START Given information

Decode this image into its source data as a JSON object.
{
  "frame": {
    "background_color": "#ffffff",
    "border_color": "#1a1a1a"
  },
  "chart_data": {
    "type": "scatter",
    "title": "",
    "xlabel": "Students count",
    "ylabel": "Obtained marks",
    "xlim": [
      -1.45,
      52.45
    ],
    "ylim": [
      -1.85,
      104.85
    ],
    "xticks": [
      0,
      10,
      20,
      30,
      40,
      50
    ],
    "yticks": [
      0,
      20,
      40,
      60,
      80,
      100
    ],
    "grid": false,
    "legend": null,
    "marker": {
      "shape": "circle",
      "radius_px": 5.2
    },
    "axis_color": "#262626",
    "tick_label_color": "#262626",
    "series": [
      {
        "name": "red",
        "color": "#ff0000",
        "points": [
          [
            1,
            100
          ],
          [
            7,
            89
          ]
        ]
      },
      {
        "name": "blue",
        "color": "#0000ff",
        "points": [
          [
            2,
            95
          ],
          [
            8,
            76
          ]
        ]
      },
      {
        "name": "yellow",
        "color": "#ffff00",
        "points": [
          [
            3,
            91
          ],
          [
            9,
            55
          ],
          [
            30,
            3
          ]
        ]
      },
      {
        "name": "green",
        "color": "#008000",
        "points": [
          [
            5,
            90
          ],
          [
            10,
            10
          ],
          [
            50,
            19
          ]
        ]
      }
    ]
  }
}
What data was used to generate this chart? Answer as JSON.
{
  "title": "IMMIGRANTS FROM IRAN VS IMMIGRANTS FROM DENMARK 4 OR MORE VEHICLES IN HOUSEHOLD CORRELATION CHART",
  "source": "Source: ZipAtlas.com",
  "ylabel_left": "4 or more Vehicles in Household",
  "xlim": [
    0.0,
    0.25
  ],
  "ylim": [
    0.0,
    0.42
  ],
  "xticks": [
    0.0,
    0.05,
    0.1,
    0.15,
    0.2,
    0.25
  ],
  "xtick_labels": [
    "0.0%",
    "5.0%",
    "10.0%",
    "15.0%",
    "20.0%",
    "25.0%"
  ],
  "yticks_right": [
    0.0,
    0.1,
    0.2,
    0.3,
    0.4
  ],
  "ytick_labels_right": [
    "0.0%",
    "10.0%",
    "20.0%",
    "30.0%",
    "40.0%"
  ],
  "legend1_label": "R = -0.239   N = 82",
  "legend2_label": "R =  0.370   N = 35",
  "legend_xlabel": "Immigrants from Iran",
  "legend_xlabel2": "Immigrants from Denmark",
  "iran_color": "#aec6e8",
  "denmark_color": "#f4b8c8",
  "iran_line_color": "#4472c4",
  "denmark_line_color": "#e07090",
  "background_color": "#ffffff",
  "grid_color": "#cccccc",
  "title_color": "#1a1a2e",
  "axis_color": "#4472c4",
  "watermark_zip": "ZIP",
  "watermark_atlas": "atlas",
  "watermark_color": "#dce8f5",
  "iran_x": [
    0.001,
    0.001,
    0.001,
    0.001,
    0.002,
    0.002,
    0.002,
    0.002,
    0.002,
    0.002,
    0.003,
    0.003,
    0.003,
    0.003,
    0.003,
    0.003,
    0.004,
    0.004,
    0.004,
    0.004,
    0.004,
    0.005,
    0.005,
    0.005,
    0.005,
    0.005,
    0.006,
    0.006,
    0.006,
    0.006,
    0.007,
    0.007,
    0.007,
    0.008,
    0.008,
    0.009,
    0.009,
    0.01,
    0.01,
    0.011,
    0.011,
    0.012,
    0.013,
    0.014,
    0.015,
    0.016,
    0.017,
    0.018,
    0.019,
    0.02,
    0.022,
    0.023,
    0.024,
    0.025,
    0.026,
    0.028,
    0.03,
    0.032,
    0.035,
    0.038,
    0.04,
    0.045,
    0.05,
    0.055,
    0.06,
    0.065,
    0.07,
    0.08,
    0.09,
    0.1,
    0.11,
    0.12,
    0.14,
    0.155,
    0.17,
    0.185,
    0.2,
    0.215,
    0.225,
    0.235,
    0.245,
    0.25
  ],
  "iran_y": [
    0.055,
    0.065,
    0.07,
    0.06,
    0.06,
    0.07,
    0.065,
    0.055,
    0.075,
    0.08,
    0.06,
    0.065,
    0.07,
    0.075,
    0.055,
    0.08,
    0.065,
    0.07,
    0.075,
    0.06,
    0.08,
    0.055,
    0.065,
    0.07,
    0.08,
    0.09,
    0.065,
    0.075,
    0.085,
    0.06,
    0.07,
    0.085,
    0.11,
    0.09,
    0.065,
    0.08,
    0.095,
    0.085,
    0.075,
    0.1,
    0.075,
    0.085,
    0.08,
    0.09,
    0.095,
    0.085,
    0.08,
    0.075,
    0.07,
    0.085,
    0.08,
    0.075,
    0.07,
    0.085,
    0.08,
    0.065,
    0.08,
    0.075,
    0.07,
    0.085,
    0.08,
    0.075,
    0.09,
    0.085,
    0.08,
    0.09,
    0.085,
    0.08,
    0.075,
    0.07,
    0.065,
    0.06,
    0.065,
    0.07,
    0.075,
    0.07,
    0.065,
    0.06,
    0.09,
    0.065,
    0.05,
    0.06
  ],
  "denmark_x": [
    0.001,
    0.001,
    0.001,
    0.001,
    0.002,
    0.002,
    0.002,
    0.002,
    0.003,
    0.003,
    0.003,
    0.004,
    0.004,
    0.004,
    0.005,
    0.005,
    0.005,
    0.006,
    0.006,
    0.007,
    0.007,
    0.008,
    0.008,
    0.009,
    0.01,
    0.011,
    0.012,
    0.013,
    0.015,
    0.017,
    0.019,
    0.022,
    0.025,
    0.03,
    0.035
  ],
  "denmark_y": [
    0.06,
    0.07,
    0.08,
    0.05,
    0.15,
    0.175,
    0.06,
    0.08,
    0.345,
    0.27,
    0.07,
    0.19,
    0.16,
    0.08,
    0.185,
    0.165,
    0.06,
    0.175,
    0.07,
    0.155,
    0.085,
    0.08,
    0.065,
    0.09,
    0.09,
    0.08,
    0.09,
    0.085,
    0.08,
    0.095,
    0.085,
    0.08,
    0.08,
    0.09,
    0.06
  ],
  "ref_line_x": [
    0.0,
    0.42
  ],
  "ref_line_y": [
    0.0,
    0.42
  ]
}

END Given information

Short problem: Copy out each line exactly as written.

The result:
Decode this image into its source data as a JSON object.
{
  "frame": {
    "background_color": "#ffffff",
    "border_color": "#1a1a1a"
  },
  "chart_data": {
    "type": "scatter",
    "title": "",
    "xlabel": "Students count",
    "ylabel": "Obtained marks",
    "xlim": [
      -1.45,
      52.45
    ],
    "ylim": [
      -1.85,
      104.85
    ],
    "xticks": [
      0,
      10,
      20,
      30,
      40,
      50
    ],
    "yticks": [
      0,
      20,
      40,
      60,
      80,
      100
    ],
    "grid": false,
    "legend": null,
    "marker": {
      "shape": "circle",
      "radius_px": 5.2
    },
    "axis_color": "#262626",
    "tick_label_color": "#262626",
    "series": [
      {
        "name": "red",
        "color": "#ff0000",
        "points": [
          [
            1,
            100
          ],
          [
            7,
            89
          ]
        ]
      },
      {
        "name": "blue",
        "color": "#0000ff",
        "points": [
          [
            2,
            95
          ],
          [
            8,
            76
          ]
        ]
      },
      {
        "name": "yellow",
        "color": "#ffff00",
        "points": [
          [
            3,
            91
          ],
          [
            9,
            55
          ],
          [
            30,
            3
          ]
        ]
      },
      {
        "name": "green",
        "color": "#008000",
        "points": [
          [
            5,
            90
          ],
          [
            10,
            10
          ],
          [
            50,
            19
          ]
        ]
      }
    ]
  }
}
What data was used to generate this chart? Answer as JSON.
{
  "title": "IMMIGRANTS FROM IRAN VS IMMIGRANTS FROM DENMARK 4 OR MORE VEHICLES IN HOUSEHOLD CORRELATION CHART",
  "source": "Source: ZipAtlas.com",
  "ylabel_left": "4 or more Vehicles in Household",
  "xlim": [
    0.0,
    0.25
  ],
  "ylim": [
    0.0,
    0.42
  ],
  "xticks": [
    0.0,
    0.05,
    0.1,
    0.15,
    0.2,
    0.25
  ],
  "xtick_labels": [
    "0.0%",
    "5.0%",
    "10.0%",
    "15.0%",
    "20.0%",
    "25.0%"
  ],
  "yticks_right": [
    0.0,
    0.1,
    0.2,
    0.3,
    0.4
  ],
  "ytick_labels_right": [
    "0.0%",
    "10.0%",
    "20.0%",
    "30.0%",
    "40.0%"
  ],
  "legend1_label": "R = -0.239   N = 82",
  "legend2_label": "R =  0.370   N = 35",
  "legend_xlabel": "Immigrants from Iran",
  "legend_xlabel2": "Immigrants from Denmark",
  "iran_color": "#aec6e8",
  "denmark_color": "#f4b8c8",
  "iran_line_color": "#4472c4",
  "denmark_line_color": "#e07090",
  "background_color": "#ffffff",
  "grid_color": "#cccccc",
  "title_color": "#1a1a2e",
  "axis_color": "#4472c4",
  "watermark_zip": "ZIP",
  "watermark_atlas": "atlas",
  "watermark_color": "#dce8f5",
  "iran_x": [
    0.001,
    0.001,
    0.001,
    0.001,
    0.002,
    0.002,
    0.002,
    0.002,
    0.002,
    0.002,
    0.003,
    0.003,
    0.003,
    0.003,
    0.003,
    0.003,
    0.004,
    0.004,
    0.004,
    0.004,
    0.004,
    0.005,
    0.005,
    0.005,
    0.005,
    0.005,
    0.006,
    0.006,
    0.006,
    0.006,
    0.007,
    0.007,
    0.007,
    0.008,
    0.008,
    0.009,
    0.009,
    0.01,
    0.01,
    0.011,
    0.011,
    0.012,
    0.013,
    0.014,
    0.015,
    0.016,
    0.017,
    0.018,
    0.019,
    0.02,
    0.022,
    0.023,
    0.024,
    0.025,
    0.026,
    0.028,
    0.03,
    0.032,
    0.035,
    0.038,
    0.04,
    0.045,
    0.05,
    0.055,
    0.06,
    0.065,
    0.07,
    0.08,
    0.09,
    0.1,
    0.11,
    0.12,
    0.14,
    0.155,
    0.17,
    0.185,
    0.2,
    0.215,
    0.225,
    0.235,
    0.245,
    0.25
  ],
  "iran_y": [
    0.055,
    0.065,
    0.07,
    0.06,
    0.06,
    0.07,
    0.065,
    0.055,
    0.075,
    0.08,
    0.06,
    0.065,
    0.07,
    0.075,
    0.055,
    0.08,
    0.065,
    0.07,
    0.075,
    0.06,
    0.08,
    0.055,
    0.065,
    0.07,
    0.08,
    0.09,
    0.065,
    0.075,
    0.085,
    0.06,
    0.07,
    0.085,
    0.11,
    0.09,
    0.065,
    0.08,
    0.095,
    0.085,
    0.075,
    0.1,
    0.075,
    0.085,
    0.08,
    0.09,
    0.095,
    0.085,
    0.08,
    0.075,
    0.07,
    0.085,
    0.08,
    0.075,
    0.07,
    0.085,
    0.08,
    0.065,
    0.08,
    0.075,
    0.07,
    0.085,
    0.08,
    0.075,
    0.09,
    0.085,
    0.08,
    0.09,
    0.085,
    0.08,
    0.075,
    0.07,
    0.065,
    0.06,
    0.065,
    0.07,
    0.075,
    0.07,
    0.065,
    0.06,
    0.09,
    0.065,
    0.05,
    0.06
  ],
  "denmark_x": [
    0.001,
    0.001,
    0.001,
    0.001,
    0.002,
    0.002,
    0.002,
    0.002,
    0.003,
    0.003,
    0.003,
    0.004,
    0.004,
    0.004,
    0.005,
    0.005,
    0.005,
    0.006,
    0.006,
    0.007,
    0.007,
    0.008,
    0.008,
    0.009,
    0.01,
    0.011,
    0.012,
    0.013,
    0.015,
    0.017,
    0.019,
    0.022,
    0.025,
    0.03,
    0.035
  ],
  "denmark_y": [
    0.06,
    0.07,
    0.08,
    0.05,
    0.15,
    0.175,
    0.06,
    0.08,
    0.345,
    0.27,
    0.07,
    0.19,
    0.16,
    0.08,
    0.185,
    0.165,
    0.06,
    0.175,
    0.07,
    0.155,
    0.085,
    0.08,
    0.065,
    0.09,
    0.09,
    0.08,
    0.09,
    0.085,
    0.08,
    0.095,
    0.085,
    0.08,
    0.08,
    0.09,
    0.06
  ],
  "ref_line_x": [
    0.0,
    0.42
  ],
  "ref_line_y": [
    0.0,
    0.42
  ]
}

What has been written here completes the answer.